[DIRECTIVE]
Wherever the word "year" appears in the entries, copy the whole line.

(Extracts from a graphics dataset)
##############################

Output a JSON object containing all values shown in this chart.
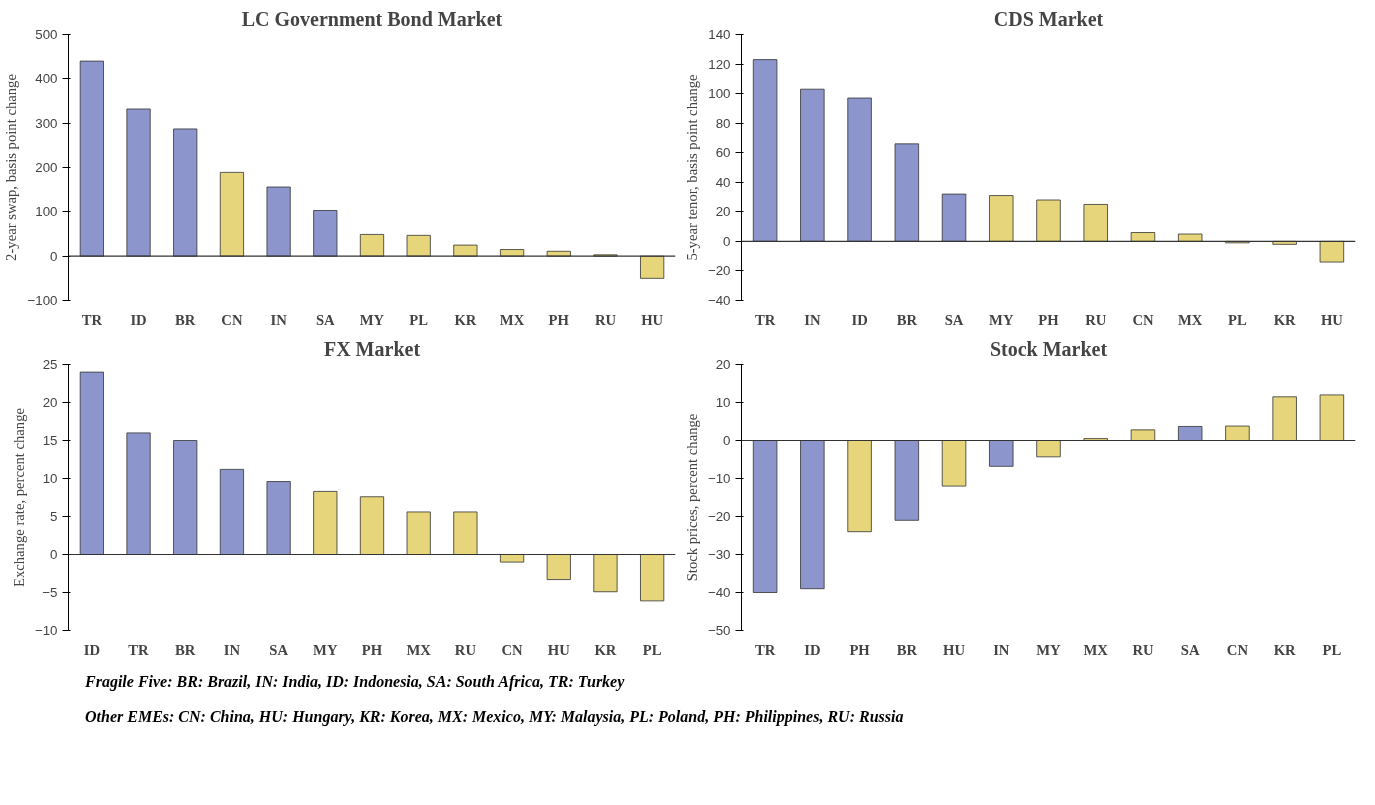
{
  "chart_data": [
    {
      "type": "bar",
      "title": "LC Government Bond Market",
      "ylabel": "2-year swap, basis point change",
      "categories": [
        "TR",
        "ID",
        "BR",
        "CN",
        "IN",
        "SA",
        "MY",
        "PL",
        "KR",
        "MX",
        "PH",
        "RU",
        "HU"
      ],
      "values": [
        440,
        332,
        287,
        189,
        156,
        103,
        49,
        47,
        25,
        15,
        11,
        3,
        -50
      ],
      "colors": [
        "#8c95cc",
        "#8c95cc",
        "#8c95cc",
        "#e6d57a",
        "#8c95cc",
        "#8c95cc",
        "#e6d57a",
        "#e6d57a",
        "#e6d57a",
        "#e6d57a",
        "#e6d57a",
        "#e6d57a",
        "#e6d57a"
      ],
      "ylim": [
        -100,
        500
      ],
      "yticks": [
        -100,
        0,
        100,
        200,
        300,
        400,
        500
      ]
    },
    {
      "type": "bar",
      "title": "CDS Market",
      "ylabel": "5-year tenor, basis point change",
      "categories": [
        "TR",
        "IN",
        "ID",
        "BR",
        "SA",
        "MY",
        "PH",
        "RU",
        "CN",
        "MX",
        "PL",
        "KR",
        "HU"
      ],
      "values": [
        123,
        103,
        97,
        66,
        32,
        31,
        28,
        25,
        6,
        5,
        -1,
        -2,
        -14
      ],
      "colors": [
        "#8c95cc",
        "#8c95cc",
        "#8c95cc",
        "#8c95cc",
        "#8c95cc",
        "#e6d57a",
        "#e6d57a",
        "#e6d57a",
        "#e6d57a",
        "#e6d57a",
        "#e6d57a",
        "#e6d57a",
        "#e6d57a"
      ],
      "ylim": [
        -40,
        140
      ],
      "yticks": [
        -40,
        -20,
        0,
        20,
        40,
        60,
        80,
        100,
        120,
        140
      ]
    },
    {
      "type": "bar",
      "title": "FX Market",
      "ylabel": "Exchange rate, percent change",
      "categories": [
        "ID",
        "TR",
        "BR",
        "IN",
        "SA",
        "MY",
        "PH",
        "MX",
        "RU",
        "CN",
        "HU",
        "KR",
        "PL"
      ],
      "values": [
        24,
        16,
        15,
        11.2,
        9.6,
        8.3,
        7.6,
        5.6,
        5.6,
        -1,
        -3.3,
        -4.9,
        -6.1
      ],
      "colors": [
        "#8c95cc",
        "#8c95cc",
        "#8c95cc",
        "#8c95cc",
        "#8c95cc",
        "#e6d57a",
        "#e6d57a",
        "#e6d57a",
        "#e6d57a",
        "#e6d57a",
        "#e6d57a",
        "#e6d57a",
        "#e6d57a"
      ],
      "ylim": [
        -10,
        25
      ],
      "yticks": [
        -10,
        -5,
        0,
        5,
        10,
        15,
        20,
        25
      ]
    },
    {
      "type": "bar",
      "title": "Stock Market",
      "ylabel": "Stock prices, percent change",
      "categories": [
        "TR",
        "ID",
        "PH",
        "BR",
        "HU",
        "IN",
        "MY",
        "MX",
        "RU",
        "SA",
        "CN",
        "KR",
        "PL"
      ],
      "values": [
        -40,
        -39,
        -24,
        -21,
        -12,
        -6.8,
        -4.3,
        0.5,
        2.8,
        3.7,
        3.8,
        11.5,
        12
      ],
      "colors": [
        "#8c95cc",
        "#8c95cc",
        "#e6d57a",
        "#8c95cc",
        "#e6d57a",
        "#8c95cc",
        "#e6d57a",
        "#e6d57a",
        "#e6d57a",
        "#8c95cc",
        "#e6d57a",
        "#e6d57a",
        "#e6d57a"
      ],
      "ylim": [
        -50,
        20
      ],
      "yticks": [
        -50,
        -40,
        -30,
        -20,
        -10,
        0,
        10,
        20
      ],
      "annotations": [
        "Fragile Five: BR: Brazil, IN: India, ID: Indonesia, SA: South Africa, TR: Turkey",
        "Other EMEs: CN: China, HU: Hungary, KR: Korea, MX: Mexico, MY: Malaysia, PL: Poland, PH: Philippines, RU: Russia"
      ]
    }
  ]
}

##############################

[WRITTEN ANSWER]
      "ylabel": "2-year swap, basis point change",
      "ylabel": "5-year tenor, basis point change",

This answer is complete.